-- Start of Dataset records --
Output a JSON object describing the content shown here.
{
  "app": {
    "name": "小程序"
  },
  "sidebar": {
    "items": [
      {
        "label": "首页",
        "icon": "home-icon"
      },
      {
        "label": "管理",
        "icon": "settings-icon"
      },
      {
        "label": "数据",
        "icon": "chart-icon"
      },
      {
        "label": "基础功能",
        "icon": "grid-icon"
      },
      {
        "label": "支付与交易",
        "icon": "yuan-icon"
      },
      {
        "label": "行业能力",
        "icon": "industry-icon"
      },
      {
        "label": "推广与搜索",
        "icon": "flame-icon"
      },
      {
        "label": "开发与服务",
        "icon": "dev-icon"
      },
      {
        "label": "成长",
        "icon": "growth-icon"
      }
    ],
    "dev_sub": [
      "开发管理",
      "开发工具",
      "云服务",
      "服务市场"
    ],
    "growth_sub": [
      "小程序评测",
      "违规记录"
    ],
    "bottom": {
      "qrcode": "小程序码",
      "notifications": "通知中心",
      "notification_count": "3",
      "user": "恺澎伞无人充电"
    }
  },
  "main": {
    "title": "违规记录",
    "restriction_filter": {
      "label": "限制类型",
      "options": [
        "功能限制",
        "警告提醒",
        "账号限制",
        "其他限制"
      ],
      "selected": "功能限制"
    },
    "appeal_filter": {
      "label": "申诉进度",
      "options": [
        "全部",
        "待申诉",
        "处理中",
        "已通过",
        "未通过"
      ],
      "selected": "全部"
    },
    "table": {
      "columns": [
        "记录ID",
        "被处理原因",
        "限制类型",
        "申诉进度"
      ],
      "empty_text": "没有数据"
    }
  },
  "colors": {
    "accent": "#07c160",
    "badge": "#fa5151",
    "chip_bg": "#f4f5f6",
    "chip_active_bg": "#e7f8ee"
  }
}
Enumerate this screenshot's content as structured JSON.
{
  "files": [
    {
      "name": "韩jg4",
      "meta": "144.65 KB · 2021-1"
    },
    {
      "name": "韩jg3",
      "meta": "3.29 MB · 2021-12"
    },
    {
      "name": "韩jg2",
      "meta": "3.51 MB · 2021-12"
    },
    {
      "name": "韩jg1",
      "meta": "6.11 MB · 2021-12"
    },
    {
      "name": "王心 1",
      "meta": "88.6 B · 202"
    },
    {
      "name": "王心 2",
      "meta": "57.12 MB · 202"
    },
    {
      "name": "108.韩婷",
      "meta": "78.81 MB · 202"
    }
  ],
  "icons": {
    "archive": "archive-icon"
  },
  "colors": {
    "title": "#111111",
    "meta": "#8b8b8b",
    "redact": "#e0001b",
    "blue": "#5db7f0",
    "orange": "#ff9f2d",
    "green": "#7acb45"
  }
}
-- End of Dataset records --
Exercise requirements: In the listing above, count each line that holds the string "meta". Give the number only.

Output: 8